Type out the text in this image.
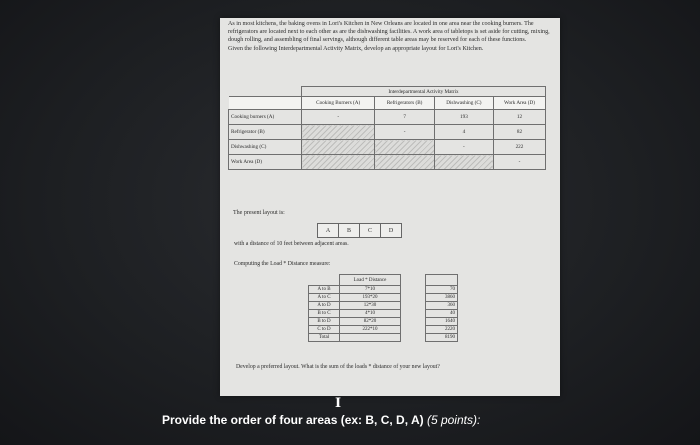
As in most kitchens, the baking ovens in Lori's Kitchen in New Orleans are located in one area near the cooking burners. The refrigerators are located next to each other as are the dishwashing facilities. A work area of tabletops is set aside for cutting, mixing, dough rolling, and assembling of final servings, although different table areas may be reserved for each of these functions.

Given the following Interdepartmental Activity Matrix, develop an appropriate layout for Lori's Kitchen.

	Interdepartmental Activity Matrix			
	Cooking Burners (A)	Refrigerators (B)	Dishwashing (C)	Work Area (D)
Cooking burners (A)	-	7	193	12
Refrigerator (B)		-	4	82
Dishwashing (C)			-	222
Work Area (D)				-
The present layout is:
A	B	C	D
with a distance of 10 feet between adjacent areas.
Computing the Load * Distance measure:
	Load * Distance		
A to B	7*10		70
A to C	193*20		3860
A to D	12*30		360
B to C	4*10		40
B to D	82*20		1640
C to D	222*10		2220
Total			8190
Develop a preferred layout. What is the sum of the loads * distance of your new layout?
I
Provide the order of four areas (ex: B, C, D, A) (5 points):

--

WHAT IS NEEDED.
Output every entry verbatim. Pictures do not belong in the copy.

WRITTEN RESPONSE.
Type out the text in this image.
As in most kitchens, the baking ovens in Lori's Kitchen in New Orleans are located in one area near the cooking burners. The refrigerators are located next to each other as are the dishwashing facilities. A work area of tabletops is set aside for cutting, mixing, dough rolling, and assembling of final servings, although different table areas may be reserved for each of these functions.

Given the following Interdepartmental Activity Matrix, develop an appropriate layout for Lori's Kitchen.

	Interdepartmental Activity Matrix			
	Cooking Burners (A)	Refrigerators (B)	Dishwashing (C)	Work Area (D)
Cooking burners (A)	-	7	193	12
Refrigerator (B)		-	4	82
Dishwashing (C)			-	222
Work Area (D)				-
The present layout is:
A	B	C	D
with a distance of 10 feet between adjacent areas.
Computing the Load * Distance measure:
	Load * Distance		
A to B	7*10		70
A to C	193*20		3860
A to D	12*30		360
B to C	4*10		40
B to D	82*20		1640
C to D	222*10		2220
Total			8190
Develop a preferred layout. What is the sum of the loads * distance of your new layout?
I
Provide the order of four areas (ex: B, C, D, A) (5 points):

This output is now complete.